DIRECTION →
Can you transcribe every entry word for word, skipping the images?
===
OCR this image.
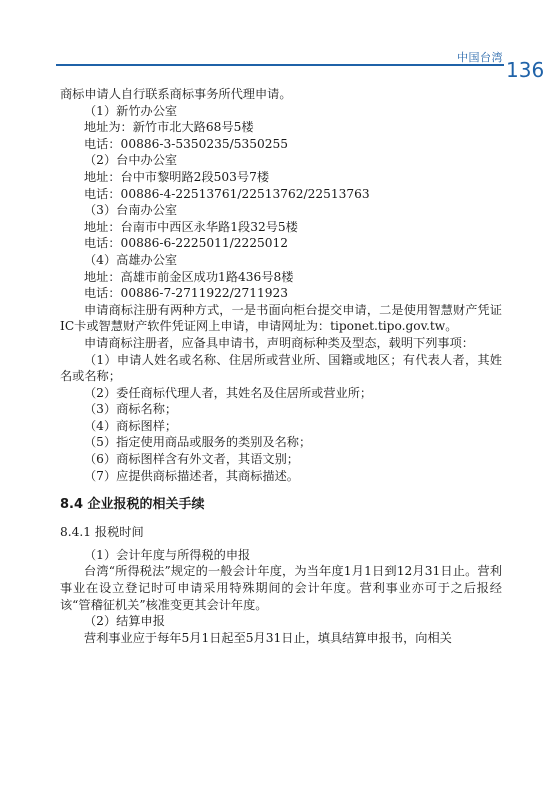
中国台湾
136

商标申请人自行联系商标事务所代理申请。

（1）新竹办公室

地址为：新竹市北大路68号5楼

电话：00886-3-5350235/5350255

（2）台中办公室

地址：台中市黎明路2段503号7楼

电话：00886-4-22513761/22513762/22513763

（3）台南办公室

地址：台南市中西区永华路1段32号5楼

电话：00886-6-2225011/2225012

（4）高雄办公室

地址：高雄市前金区成功1路436号8楼

电话：00886-7-2711922/2711923

申请商标注册有两种方式，一是书面向柜台提交申请，二是使用智慧财产凭证IC卡或智慧财产软件凭证网上申请，申请网址为：tiponet.tipo.gov.tw。

申请商标注册者，应备具申请书，声明商标种类及型态，载明下列事项：

（1）申请人姓名或名称、住居所或营业所、国籍或地区；有代表人者，其姓名或名称；

（2）委任商标代理人者，其姓名及住居所或营业所；

（3）商标名称；

（4）商标图样；

（5）指定使用商品或服务的类别及名称；

（6）商标图样含有外文者，其语文别；

（7）应提供商标描述者，其商标描述。

8.4 企业报税的相关手续
8.4.1 报税时间

（1）会计年度与所得税的申报

台湾“所得税法”规定的一般会计年度，为当年度1月1日到12月31日止。营利事业在设立登记时可申请采用特殊期间的会计年度。营利事业亦可于之后报经该“管稽征机关”核准变更其会计年度。

（2）结算申报

营利事业应于每年5月1日起至5月31日止，填具结算申报书，向相关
===
EXERCISE RESULT →
OCR this image.
中国台湾
136

商标申请人自行联系商标事务所代理申请。

（1）新竹办公室

地址为：新竹市北大路68号5楼

电话：00886-3-5350235/5350255

（2）台中办公室

地址：台中市黎明路2段503号7楼

电话：00886-4-22513761/22513762/22513763

（3）台南办公室

地址：台南市中西区永华路1段32号5楼

电话：00886-6-2225011/2225012

（4）高雄办公室

地址：高雄市前金区成功1路436号8楼

电话：00886-7-2711922/2711923

申请商标注册有两种方式，一是书面向柜台提交申请，二是使用智慧财产凭证IC卡或智慧财产软件凭证网上申请，申请网址为：tiponet.tipo.gov.tw。

申请商标注册者，应备具申请书，声明商标种类及型态，载明下列事项：

（1）申请人姓名或名称、住居所或营业所、国籍或地区；有代表人者，其姓名或名称；

（2）委任商标代理人者，其姓名及住居所或营业所；

（3）商标名称；

（4）商标图样；

（5）指定使用商品或服务的类别及名称；

（6）商标图样含有外文者，其语文别；

（7）应提供商标描述者，其商标描述。

8.4 企业报税的相关手续
8.4.1 报税时间

（1）会计年度与所得税的申报

台湾“所得税法”规定的一般会计年度，为当年度1月1日到12月31日止。营利事业在设立登记时可申请采用特殊期间的会计年度。营利事业亦可于之后报经该“管稽征机关”核准变更其会计年度。

（2）结算申报

营利事业应于每年5月1日起至5月31日止，填具结算申报书，向相关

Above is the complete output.